WORK TO BE COMPLETED:
Can you write the next part of the passage below on reasons to choose Ubuntu, picking up right after its last sentence?

EXERCISE PASSAGE:
-=-=-
Industry experts have cited several reasons for using Ubuntu as your primary system. It is perhaps the most popular Linux distribution with over 20 million users, abundant documentation, high stability, extensive hardware support, availability of programs and libraries, and extremely simple installation.
Ubuntu developers initially focused on common users. They wanted to create a convenient distribution with regular updates, and they did it: Ubuntu allows you to manage the system without resorting to the command line.
Detailed documentation, including in Russian, reveals almost all aspects of the operating system and speeds up training. Thanks to the huge number of users, on the Internet, you can easily find the answer to almost any question - for example, on the askubuntu.com website or numerous Russian-language forums.
Specialists working in software development, systems administration, media and entertainment, data analysis and processing, IT engineering, artificial intelligence - all of them have access to the widest range of industry-specific software, frameworks and tools that improve workflows.
LTS versions of Ubuntu with Long Term Support are released every two years. Drivers are built into the kernel of the operating system or are supplied as separate modules that are plugged in at boot. Ubuntu OS supports both a minimal installation with the most necessary utilities and a browser, and a full installation with additional applications and packages. With each new version of the OS, installation becomes easier and more intuitive.
A huge number of programs have been developed and distributed for Linux for free: the necessary software can be found for any user request. And almost every Linux application has a package for Ubuntu. Installation is performed through the convenient Synaptic manager, and the LiveCD mode allows you to boot from a CD or flash drive. Initially, the system includes a set of necessary programs for working with documents and the Internet. In short, Ubuntu is a good free alternative to Microsoft Windows.
-=-=-
MATERIAL SHOWN:

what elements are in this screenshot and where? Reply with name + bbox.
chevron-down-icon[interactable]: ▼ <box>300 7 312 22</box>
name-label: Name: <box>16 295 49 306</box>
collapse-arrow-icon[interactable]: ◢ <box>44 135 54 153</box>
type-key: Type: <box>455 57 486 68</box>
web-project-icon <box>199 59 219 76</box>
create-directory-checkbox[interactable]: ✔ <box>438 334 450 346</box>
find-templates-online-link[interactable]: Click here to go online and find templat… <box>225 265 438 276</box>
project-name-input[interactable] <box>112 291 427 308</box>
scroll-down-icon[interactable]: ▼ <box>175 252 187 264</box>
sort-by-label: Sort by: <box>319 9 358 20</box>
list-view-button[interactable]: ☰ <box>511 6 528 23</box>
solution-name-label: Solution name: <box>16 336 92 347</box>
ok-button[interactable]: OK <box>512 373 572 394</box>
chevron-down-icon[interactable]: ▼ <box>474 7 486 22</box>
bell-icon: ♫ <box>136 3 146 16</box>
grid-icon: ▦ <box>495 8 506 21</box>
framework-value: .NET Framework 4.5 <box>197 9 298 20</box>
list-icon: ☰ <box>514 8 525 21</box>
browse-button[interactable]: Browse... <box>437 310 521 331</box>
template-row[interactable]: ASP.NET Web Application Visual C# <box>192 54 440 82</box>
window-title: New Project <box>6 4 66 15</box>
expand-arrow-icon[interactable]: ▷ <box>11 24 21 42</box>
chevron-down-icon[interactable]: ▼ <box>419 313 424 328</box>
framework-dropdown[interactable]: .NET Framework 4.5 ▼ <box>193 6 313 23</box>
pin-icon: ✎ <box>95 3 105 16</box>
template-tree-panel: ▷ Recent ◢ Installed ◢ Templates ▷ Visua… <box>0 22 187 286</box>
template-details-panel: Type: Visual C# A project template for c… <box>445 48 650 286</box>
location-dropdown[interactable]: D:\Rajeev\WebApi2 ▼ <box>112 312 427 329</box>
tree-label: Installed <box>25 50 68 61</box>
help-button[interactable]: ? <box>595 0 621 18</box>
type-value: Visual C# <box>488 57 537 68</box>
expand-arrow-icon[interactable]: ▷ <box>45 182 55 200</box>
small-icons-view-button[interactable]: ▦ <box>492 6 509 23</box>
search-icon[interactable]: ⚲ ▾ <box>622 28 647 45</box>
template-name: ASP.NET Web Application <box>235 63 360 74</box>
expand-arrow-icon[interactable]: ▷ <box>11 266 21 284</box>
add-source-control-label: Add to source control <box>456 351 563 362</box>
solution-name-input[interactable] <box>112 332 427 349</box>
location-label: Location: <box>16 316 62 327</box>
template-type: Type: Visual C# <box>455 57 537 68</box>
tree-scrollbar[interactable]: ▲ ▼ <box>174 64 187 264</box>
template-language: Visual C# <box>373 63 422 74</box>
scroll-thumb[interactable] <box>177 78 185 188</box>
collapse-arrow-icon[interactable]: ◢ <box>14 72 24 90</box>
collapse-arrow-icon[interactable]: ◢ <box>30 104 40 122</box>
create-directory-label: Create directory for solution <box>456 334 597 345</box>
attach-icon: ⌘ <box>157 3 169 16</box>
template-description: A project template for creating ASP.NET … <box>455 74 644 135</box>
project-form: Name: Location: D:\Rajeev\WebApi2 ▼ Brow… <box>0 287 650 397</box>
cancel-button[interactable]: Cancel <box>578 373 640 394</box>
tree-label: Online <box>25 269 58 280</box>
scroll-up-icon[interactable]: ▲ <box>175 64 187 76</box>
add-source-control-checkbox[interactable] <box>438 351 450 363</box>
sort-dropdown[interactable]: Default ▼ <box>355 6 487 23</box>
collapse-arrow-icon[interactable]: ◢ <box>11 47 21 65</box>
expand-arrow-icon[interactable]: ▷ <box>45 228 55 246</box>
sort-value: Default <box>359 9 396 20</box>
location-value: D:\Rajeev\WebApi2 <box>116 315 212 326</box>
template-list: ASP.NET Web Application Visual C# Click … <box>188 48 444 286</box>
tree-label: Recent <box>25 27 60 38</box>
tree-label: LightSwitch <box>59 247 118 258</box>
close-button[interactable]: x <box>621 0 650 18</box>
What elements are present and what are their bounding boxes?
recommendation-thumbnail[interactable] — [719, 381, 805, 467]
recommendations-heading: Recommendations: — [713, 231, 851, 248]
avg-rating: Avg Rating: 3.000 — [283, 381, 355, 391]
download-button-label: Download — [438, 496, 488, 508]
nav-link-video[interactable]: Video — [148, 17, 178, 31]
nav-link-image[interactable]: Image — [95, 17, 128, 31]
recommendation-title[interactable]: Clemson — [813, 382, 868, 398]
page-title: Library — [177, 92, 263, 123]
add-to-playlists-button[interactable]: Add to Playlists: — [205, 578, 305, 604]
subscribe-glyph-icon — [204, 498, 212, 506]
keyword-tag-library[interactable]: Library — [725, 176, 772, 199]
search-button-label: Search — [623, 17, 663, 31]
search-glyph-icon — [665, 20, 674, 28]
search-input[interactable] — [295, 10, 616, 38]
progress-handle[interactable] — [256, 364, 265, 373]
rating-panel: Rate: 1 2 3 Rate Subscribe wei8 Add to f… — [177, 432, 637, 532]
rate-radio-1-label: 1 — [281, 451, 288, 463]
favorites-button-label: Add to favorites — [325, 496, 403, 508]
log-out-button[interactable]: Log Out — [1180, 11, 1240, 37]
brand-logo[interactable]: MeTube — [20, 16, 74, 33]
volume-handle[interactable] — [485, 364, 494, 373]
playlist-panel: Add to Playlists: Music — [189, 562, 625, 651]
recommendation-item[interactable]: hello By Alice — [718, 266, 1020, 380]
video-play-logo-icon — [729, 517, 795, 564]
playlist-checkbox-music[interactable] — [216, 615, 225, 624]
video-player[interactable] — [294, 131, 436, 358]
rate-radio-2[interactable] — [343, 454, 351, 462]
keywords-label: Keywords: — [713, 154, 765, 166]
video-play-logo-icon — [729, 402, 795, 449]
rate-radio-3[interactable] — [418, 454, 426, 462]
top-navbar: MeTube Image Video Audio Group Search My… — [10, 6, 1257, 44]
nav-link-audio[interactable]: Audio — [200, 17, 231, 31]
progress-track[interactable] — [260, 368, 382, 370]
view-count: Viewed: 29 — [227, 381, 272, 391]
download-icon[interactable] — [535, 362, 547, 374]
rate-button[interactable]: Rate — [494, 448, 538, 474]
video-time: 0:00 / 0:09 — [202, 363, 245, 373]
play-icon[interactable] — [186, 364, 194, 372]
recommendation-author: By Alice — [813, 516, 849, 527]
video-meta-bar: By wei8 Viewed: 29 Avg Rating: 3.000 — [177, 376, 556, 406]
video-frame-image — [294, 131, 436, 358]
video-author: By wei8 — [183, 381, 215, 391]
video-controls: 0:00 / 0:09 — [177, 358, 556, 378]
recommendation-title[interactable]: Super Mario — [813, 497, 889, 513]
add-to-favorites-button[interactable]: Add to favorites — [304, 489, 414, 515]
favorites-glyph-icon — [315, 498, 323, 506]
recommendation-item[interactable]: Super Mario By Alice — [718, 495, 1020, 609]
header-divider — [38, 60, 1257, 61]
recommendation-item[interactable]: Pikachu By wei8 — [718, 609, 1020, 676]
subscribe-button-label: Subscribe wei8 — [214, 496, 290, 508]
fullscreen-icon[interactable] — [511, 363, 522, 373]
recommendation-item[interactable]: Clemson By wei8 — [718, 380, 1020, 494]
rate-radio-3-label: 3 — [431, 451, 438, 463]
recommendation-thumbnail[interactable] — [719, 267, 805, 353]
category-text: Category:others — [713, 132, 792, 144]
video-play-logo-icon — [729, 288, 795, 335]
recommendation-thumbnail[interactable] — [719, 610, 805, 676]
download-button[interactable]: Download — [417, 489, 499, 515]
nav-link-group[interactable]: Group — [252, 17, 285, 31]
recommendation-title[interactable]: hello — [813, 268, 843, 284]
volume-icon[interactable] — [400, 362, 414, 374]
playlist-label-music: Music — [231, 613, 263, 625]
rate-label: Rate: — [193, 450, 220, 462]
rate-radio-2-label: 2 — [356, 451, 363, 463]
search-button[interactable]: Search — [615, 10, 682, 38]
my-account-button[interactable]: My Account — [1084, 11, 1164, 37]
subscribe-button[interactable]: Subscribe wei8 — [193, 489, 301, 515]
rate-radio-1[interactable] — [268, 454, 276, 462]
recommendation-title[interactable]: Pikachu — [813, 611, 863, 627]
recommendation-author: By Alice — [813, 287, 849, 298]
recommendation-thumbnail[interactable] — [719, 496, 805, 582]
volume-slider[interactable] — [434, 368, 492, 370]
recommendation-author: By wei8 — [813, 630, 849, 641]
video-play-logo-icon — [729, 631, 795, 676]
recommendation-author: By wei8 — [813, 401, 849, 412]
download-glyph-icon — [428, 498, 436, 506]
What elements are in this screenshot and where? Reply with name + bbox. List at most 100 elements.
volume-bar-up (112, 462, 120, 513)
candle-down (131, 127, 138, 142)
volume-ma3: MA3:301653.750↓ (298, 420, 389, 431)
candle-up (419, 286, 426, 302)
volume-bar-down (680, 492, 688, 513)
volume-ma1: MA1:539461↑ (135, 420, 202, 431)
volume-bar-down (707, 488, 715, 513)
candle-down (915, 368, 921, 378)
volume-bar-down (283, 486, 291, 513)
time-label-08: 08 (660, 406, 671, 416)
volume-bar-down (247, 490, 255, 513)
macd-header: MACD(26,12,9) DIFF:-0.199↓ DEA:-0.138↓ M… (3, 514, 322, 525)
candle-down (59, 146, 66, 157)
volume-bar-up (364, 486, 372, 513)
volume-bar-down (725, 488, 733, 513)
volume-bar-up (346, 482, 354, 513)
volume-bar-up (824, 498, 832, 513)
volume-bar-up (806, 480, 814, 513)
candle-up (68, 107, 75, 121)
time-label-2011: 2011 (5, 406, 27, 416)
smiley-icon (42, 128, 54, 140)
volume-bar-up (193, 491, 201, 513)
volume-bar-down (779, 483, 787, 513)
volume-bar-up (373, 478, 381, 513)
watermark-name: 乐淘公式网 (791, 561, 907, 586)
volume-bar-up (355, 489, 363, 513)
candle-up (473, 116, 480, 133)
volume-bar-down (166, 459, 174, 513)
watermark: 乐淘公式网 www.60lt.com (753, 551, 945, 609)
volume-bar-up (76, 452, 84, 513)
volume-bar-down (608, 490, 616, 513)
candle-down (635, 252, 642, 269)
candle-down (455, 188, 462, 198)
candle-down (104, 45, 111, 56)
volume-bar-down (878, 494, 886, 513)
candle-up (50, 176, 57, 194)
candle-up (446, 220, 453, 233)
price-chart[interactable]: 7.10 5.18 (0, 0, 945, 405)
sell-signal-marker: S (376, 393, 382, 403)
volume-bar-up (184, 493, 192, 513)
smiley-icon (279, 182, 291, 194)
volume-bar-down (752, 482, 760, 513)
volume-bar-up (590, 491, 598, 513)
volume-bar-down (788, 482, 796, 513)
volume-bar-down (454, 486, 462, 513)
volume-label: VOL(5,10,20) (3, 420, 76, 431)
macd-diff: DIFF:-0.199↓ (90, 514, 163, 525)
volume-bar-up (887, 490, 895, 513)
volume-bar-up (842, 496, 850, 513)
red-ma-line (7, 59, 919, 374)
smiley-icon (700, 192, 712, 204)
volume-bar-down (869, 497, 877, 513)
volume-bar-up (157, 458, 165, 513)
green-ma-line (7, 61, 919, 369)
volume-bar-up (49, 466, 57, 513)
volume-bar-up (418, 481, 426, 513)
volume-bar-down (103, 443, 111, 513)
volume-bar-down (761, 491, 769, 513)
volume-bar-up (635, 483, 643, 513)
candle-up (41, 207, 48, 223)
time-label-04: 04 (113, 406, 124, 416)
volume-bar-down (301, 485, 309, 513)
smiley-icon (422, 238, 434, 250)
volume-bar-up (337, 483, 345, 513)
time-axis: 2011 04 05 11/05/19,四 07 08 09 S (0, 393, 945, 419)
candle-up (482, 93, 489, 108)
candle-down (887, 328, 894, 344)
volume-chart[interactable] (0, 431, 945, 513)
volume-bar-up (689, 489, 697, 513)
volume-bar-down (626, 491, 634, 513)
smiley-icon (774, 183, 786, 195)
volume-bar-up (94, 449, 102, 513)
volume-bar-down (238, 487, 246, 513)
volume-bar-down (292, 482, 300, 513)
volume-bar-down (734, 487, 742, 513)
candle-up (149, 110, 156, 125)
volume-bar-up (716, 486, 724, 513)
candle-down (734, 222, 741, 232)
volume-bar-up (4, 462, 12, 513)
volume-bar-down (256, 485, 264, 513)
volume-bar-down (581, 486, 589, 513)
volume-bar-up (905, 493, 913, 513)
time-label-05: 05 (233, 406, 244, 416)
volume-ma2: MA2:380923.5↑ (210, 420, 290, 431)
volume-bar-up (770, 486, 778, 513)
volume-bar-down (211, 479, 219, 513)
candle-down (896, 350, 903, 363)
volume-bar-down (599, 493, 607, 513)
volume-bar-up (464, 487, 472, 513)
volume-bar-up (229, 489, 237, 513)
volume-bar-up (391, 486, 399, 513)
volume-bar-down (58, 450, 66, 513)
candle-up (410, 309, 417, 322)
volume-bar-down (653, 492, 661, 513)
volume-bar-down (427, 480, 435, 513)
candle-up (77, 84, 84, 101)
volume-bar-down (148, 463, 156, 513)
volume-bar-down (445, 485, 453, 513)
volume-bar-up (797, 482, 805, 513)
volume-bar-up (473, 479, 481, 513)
-=-=-
OUTPUT BELOW:
Thanks to modularity, the user can change the structure and components of the operating system. Ubuntu comes with a Gnome environment by default, but you can use, for example, Kubuntu (KDE), Lubuntu (LXDE), Ubuntu MATE, or others. The long-term version receives security and kernel updates for five years. The system is constantly being improved thanks to the developments of Canonical.
Not just Ubuntu
In addition to Ubuntu LTS, the entire Lenovo workstation family will be certified for Red Hat Enterprise Linux - a reliable, easy-to-use and powerful operating system. It is tuned for maximum performance in graphics, animation rendering, and scientific computing applications. Red Hat Enterprise Linux offers enterprise-grade support and high stability.
Before migrating computers to Ubuntu, Lenovo released a line of ThinkPad laptops with Fedora 32 Workstation Linux pre-installed. Fedora is a fork of the Red Hat Enterprise Linux distribution. This series includes the ThinkPad P53 (July 2019), ThinkPad P1 Gen 2 (September 2019) mobile workstations, and the ThinkPad X1 Gen 8 laptop (January 2020). Fedora 33 is currently under development, but no release date has been set yet.
Lenovo ThinkPad X1 Carbon Gen 8 laptop: Now with Fedora distribution.
Many users preferred to run Linux on Lenovo hardware, but in the past they had to install the operating system themselves. This process could be labor intensive and time consuming. Lenovo enhances the user experience by offering solutions preinstalled with Fedora 32. Customers can be confident that their Linux devices are fully supported by the manufacturer and will work without any additional effort on their part.
New ThinkPad P53 Mobile Workstation with Fedora
Lenovo will work with Linux kernel developers to ensure that the brand's computers run on all modern Linux distributions in the future.